(DATASET RECORDS)

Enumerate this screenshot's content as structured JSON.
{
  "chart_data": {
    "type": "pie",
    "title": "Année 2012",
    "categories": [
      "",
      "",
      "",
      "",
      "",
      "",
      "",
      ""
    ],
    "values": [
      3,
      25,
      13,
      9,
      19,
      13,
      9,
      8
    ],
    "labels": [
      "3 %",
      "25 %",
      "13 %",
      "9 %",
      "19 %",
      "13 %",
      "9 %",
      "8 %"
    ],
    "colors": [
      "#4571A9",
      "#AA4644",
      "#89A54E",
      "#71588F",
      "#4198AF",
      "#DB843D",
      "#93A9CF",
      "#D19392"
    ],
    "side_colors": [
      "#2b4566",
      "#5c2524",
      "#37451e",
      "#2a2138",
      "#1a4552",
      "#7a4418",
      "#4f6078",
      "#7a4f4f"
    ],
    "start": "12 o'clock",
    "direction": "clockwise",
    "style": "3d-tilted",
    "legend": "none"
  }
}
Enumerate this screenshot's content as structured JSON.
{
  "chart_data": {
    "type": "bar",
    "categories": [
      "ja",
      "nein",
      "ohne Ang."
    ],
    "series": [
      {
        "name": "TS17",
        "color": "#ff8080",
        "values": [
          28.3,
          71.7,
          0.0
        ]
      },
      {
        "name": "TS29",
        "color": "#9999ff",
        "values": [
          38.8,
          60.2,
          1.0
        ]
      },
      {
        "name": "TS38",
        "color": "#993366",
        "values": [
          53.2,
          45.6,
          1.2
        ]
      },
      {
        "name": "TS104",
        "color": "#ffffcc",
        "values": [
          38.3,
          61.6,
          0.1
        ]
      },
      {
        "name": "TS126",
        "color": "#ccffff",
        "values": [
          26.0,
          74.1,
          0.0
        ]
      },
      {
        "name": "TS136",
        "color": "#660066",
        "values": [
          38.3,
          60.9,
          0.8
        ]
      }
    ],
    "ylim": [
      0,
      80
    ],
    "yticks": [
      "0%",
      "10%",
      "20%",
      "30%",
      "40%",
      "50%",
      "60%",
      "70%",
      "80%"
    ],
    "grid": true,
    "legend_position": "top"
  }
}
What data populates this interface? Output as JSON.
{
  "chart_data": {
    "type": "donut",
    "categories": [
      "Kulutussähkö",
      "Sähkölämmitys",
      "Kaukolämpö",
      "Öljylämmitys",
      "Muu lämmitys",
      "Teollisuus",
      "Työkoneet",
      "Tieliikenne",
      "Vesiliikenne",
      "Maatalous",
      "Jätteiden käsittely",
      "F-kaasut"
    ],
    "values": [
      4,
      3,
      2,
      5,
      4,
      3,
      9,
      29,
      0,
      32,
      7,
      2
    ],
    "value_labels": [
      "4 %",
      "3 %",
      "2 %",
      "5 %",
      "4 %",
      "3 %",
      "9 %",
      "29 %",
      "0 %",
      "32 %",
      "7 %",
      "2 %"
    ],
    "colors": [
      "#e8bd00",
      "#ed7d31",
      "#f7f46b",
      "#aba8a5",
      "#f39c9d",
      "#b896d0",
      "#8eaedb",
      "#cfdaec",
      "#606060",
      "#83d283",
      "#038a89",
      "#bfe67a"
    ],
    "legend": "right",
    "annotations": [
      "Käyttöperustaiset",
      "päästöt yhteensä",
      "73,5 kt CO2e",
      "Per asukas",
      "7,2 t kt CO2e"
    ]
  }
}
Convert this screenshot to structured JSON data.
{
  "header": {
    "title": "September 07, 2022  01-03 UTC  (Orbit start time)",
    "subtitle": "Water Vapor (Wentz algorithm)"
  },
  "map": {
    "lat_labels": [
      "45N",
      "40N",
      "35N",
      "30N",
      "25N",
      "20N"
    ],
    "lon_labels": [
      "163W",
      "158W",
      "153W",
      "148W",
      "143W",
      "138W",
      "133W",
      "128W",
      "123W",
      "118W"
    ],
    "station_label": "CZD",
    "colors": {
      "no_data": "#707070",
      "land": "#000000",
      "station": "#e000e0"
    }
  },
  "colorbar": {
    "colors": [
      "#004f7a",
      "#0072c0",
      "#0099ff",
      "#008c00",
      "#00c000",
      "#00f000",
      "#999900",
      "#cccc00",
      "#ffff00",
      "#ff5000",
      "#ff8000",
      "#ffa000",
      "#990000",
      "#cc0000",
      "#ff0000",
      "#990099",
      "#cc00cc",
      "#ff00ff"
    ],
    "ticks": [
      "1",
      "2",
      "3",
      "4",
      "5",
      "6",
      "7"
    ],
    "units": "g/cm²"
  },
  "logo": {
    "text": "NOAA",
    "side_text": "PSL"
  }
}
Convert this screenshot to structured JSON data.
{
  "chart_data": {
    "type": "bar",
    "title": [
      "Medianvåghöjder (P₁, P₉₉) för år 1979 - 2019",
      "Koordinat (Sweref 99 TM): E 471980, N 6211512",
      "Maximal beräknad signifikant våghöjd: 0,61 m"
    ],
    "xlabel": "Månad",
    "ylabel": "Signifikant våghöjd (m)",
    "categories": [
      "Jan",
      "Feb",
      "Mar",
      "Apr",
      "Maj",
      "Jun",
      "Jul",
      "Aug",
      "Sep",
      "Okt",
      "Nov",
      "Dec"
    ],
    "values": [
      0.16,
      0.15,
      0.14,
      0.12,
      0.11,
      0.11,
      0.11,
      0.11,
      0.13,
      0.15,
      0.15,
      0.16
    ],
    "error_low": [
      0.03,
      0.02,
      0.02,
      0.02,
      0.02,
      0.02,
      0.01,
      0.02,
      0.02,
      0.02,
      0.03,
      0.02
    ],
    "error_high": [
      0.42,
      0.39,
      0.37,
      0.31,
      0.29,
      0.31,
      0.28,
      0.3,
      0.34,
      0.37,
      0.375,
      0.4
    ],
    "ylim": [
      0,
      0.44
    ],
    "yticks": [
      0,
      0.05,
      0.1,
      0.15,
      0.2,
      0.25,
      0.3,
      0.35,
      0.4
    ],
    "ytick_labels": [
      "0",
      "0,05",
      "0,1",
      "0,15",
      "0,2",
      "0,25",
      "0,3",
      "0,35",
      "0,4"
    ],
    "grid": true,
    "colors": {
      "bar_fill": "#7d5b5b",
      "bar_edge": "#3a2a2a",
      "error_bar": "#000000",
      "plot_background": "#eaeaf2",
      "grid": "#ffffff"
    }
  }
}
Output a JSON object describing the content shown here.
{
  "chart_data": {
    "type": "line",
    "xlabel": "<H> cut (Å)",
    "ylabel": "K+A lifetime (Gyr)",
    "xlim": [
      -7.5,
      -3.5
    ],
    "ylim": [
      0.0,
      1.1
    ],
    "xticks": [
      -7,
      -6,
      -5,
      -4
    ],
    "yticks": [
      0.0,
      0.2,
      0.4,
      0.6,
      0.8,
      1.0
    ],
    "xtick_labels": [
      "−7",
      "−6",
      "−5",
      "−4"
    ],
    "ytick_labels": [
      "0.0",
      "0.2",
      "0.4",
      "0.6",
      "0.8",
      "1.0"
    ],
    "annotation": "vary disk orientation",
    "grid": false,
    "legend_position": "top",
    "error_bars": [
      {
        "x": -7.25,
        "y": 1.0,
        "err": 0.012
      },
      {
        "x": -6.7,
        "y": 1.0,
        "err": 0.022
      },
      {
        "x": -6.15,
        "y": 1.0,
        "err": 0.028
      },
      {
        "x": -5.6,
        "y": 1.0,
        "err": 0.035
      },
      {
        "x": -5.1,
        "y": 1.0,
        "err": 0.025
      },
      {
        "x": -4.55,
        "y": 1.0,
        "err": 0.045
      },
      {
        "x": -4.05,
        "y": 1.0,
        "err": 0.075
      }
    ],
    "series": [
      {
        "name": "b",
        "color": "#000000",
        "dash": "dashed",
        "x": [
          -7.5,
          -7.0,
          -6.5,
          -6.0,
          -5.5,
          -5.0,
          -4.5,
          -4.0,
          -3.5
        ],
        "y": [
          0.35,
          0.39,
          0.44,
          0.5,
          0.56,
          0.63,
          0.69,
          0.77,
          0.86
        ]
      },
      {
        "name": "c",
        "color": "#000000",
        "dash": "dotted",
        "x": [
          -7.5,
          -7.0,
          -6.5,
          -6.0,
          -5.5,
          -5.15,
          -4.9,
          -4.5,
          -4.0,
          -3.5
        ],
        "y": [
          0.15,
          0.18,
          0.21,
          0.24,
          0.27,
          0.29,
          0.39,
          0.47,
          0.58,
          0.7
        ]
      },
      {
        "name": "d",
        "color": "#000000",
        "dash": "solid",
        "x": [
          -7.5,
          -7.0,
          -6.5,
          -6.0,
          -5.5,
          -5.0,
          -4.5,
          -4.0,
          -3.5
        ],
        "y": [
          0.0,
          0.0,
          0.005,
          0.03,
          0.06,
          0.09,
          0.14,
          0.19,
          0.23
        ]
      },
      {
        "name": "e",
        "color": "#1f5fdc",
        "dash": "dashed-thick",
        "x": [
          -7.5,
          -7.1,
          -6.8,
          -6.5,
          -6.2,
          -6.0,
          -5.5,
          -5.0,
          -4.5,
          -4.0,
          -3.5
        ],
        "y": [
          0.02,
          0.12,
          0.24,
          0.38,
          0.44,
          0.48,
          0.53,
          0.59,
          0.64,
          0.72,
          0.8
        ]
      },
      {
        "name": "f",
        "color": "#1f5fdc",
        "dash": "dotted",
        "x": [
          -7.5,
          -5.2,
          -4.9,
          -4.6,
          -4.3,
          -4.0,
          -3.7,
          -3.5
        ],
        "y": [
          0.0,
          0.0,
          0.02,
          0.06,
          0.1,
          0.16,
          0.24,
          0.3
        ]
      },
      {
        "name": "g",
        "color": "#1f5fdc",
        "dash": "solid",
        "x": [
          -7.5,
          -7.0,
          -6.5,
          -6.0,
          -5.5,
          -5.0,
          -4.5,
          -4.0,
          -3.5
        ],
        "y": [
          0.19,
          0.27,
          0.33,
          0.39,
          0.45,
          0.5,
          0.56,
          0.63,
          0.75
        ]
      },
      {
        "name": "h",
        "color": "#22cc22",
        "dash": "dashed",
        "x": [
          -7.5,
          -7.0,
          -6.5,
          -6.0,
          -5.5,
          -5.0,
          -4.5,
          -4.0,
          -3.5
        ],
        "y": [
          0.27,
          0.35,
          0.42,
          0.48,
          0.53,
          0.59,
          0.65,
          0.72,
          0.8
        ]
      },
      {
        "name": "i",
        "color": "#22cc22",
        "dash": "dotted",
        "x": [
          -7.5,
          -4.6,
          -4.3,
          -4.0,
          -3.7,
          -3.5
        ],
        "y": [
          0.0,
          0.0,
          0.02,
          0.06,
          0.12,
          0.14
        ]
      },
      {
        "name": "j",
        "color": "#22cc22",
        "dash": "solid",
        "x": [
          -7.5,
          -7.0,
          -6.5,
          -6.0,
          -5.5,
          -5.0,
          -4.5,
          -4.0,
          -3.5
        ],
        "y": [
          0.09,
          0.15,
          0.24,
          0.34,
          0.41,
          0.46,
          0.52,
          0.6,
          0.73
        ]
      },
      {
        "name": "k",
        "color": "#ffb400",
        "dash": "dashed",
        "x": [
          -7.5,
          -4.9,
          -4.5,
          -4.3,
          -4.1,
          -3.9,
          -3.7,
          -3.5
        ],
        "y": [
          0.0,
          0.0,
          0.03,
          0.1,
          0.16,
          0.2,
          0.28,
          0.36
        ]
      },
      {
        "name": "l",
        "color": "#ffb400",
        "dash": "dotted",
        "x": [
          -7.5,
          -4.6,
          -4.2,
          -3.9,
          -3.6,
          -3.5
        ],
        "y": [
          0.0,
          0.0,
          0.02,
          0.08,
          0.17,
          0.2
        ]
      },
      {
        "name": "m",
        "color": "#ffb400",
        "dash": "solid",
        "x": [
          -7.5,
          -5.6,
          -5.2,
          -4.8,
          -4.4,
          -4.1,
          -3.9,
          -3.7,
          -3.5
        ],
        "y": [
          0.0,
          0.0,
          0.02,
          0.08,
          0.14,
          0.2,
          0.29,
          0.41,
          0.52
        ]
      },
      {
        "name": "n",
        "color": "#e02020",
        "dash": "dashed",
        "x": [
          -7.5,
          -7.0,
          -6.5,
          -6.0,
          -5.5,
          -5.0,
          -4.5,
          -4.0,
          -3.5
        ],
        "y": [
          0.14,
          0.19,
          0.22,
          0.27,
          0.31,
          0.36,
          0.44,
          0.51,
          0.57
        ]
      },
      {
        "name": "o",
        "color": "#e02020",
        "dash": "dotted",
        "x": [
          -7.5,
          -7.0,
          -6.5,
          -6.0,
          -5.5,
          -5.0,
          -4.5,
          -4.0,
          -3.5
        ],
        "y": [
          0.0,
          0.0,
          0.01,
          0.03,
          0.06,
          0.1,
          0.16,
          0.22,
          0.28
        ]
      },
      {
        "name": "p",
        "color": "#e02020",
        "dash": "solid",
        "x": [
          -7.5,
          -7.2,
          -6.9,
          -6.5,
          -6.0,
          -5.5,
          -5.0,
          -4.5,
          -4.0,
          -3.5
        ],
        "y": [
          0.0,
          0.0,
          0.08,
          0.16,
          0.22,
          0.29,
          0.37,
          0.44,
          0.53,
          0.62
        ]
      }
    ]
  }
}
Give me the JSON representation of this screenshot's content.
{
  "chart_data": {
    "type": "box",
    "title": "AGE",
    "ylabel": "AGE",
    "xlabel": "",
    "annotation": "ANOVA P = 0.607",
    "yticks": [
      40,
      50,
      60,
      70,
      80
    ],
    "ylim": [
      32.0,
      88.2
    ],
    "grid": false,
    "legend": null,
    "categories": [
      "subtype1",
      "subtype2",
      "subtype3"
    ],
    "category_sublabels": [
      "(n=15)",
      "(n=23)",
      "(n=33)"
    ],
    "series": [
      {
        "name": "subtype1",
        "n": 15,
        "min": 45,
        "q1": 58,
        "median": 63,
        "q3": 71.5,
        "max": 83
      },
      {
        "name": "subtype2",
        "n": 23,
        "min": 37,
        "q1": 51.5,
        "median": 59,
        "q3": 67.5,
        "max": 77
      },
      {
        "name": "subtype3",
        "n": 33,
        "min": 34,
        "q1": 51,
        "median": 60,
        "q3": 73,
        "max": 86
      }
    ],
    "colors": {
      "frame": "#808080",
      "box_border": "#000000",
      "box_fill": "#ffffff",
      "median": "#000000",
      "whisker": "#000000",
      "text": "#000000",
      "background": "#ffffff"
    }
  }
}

(WHAT IS ASKED) Filter lines by "start" and return each hit.

(REPLY)
    "start": "12 o'clock",
    "title": "September 07, 2022  01-03 UTC  (Orbit start time)",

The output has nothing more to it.